┏━━

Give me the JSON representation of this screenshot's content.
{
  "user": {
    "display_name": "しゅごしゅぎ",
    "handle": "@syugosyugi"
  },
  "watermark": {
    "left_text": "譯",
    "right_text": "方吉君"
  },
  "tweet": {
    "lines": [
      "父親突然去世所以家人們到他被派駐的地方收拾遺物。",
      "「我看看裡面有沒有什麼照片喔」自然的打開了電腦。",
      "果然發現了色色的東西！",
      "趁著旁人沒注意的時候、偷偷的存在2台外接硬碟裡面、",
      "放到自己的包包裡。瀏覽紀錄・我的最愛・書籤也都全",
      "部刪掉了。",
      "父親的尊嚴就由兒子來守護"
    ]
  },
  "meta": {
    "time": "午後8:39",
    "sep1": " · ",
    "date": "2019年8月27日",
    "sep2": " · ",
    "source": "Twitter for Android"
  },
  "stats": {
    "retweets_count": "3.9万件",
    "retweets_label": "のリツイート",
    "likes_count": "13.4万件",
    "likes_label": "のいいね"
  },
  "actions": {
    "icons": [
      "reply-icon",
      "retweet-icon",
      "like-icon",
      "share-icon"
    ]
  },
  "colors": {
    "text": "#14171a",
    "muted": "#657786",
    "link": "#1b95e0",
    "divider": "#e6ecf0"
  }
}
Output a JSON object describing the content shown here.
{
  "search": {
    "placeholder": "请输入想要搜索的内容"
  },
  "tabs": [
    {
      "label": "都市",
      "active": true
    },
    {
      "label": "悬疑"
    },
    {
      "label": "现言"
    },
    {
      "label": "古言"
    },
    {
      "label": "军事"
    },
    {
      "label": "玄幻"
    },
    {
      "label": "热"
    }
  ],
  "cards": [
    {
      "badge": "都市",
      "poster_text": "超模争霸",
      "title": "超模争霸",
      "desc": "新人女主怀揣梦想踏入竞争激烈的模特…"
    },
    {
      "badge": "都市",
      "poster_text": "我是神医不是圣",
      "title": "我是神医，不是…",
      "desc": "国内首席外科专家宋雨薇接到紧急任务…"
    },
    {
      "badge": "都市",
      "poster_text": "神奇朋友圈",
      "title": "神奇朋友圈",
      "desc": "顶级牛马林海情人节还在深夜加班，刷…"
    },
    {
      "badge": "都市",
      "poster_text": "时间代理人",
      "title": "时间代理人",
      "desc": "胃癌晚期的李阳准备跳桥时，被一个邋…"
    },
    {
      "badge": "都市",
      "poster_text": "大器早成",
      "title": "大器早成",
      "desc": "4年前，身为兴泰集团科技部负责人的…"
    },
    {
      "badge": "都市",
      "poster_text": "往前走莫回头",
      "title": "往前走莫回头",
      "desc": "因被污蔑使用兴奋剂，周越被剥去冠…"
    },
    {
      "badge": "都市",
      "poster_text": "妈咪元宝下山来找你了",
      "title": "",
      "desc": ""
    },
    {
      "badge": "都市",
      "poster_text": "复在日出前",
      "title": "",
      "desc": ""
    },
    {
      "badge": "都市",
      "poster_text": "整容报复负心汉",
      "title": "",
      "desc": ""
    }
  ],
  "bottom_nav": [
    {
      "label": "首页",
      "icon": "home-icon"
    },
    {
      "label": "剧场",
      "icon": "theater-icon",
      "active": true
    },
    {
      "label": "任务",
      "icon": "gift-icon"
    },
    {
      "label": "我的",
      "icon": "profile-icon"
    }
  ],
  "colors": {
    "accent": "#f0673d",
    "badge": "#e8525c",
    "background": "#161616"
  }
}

┗━━

# Your objective
Send back all of the entries exactly, with nothing missing.

# Complete response
Give me the JSON representation of this screenshot's content.
{
  "user": {
    "display_name": "しゅごしゅぎ",
    "handle": "@syugosyugi"
  },
  "watermark": {
    "left_text": "譯",
    "right_text": "方吉君"
  },
  "tweet": {
    "lines": [
      "父親突然去世所以家人們到他被派駐的地方收拾遺物。",
      "「我看看裡面有沒有什麼照片喔」自然的打開了電腦。",
      "果然發現了色色的東西！",
      "趁著旁人沒注意的時候、偷偷的存在2台外接硬碟裡面、",
      "放到自己的包包裡。瀏覽紀錄・我的最愛・書籤也都全",
      "部刪掉了。",
      "父親的尊嚴就由兒子來守護"
    ]
  },
  "meta": {
    "time": "午後8:39",
    "sep1": " · ",
    "date": "2019年8月27日",
    "sep2": " · ",
    "source": "Twitter for Android"
  },
  "stats": {
    "retweets_count": "3.9万件",
    "retweets_label": "のリツイート",
    "likes_count": "13.4万件",
    "likes_label": "のいいね"
  },
  "actions": {
    "icons": [
      "reply-icon",
      "retweet-icon",
      "like-icon",
      "share-icon"
    ]
  },
  "colors": {
    "text": "#14171a",
    "muted": "#657786",
    "link": "#1b95e0",
    "divider": "#e6ecf0"
  }
}
Output a JSON object describing the content shown here.
{
  "search": {
    "placeholder": "请输入想要搜索的内容"
  },
  "tabs": [
    {
      "label": "都市",
      "active": true
    },
    {
      "label": "悬疑"
    },
    {
      "label": "现言"
    },
    {
      "label": "古言"
    },
    {
      "label": "军事"
    },
    {
      "label": "玄幻"
    },
    {
      "label": "热"
    }
  ],
  "cards": [
    {
      "badge": "都市",
      "poster_text": "超模争霸",
      "title": "超模争霸",
      "desc": "新人女主怀揣梦想踏入竞争激烈的模特…"
    },
    {
      "badge": "都市",
      "poster_text": "我是神医不是圣",
      "title": "我是神医，不是…",
      "desc": "国内首席外科专家宋雨薇接到紧急任务…"
    },
    {
      "badge": "都市",
      "poster_text": "神奇朋友圈",
      "title": "神奇朋友圈",
      "desc": "顶级牛马林海情人节还在深夜加班，刷…"
    },
    {
      "badge": "都市",
      "poster_text": "时间代理人",
      "title": "时间代理人",
      "desc": "胃癌晚期的李阳准备跳桥时，被一个邋…"
    },
    {
      "badge": "都市",
      "poster_text": "大器早成",
      "title": "大器早成",
      "desc": "4年前，身为兴泰集团科技部负责人的…"
    },
    {
      "badge": "都市",
      "poster_text": "往前走莫回头",
      "title": "往前走莫回头",
      "desc": "因被污蔑使用兴奋剂，周越被剥去冠…"
    },
    {
      "badge": "都市",
      "poster_text": "妈咪元宝下山来找你了",
      "title": "",
      "desc": ""
    },
    {
      "badge": "都市",
      "poster_text": "复在日出前",
      "title": "",
      "desc": ""
    },
    {
      "badge": "都市",
      "poster_text": "整容报复负心汉",
      "title": "",
      "desc": ""
    }
  ],
  "bottom_nav": [
    {
      "label": "首页",
      "icon": "home-icon"
    },
    {
      "label": "剧场",
      "icon": "theater-icon",
      "active": true
    },
    {
      "label": "任务",
      "icon": "gift-icon"
    },
    {
      "label": "我的",
      "icon": "profile-icon"
    }
  ],
  "colors": {
    "accent": "#f0673d",
    "badge": "#e8525c",
    "background": "#161616"
  }
}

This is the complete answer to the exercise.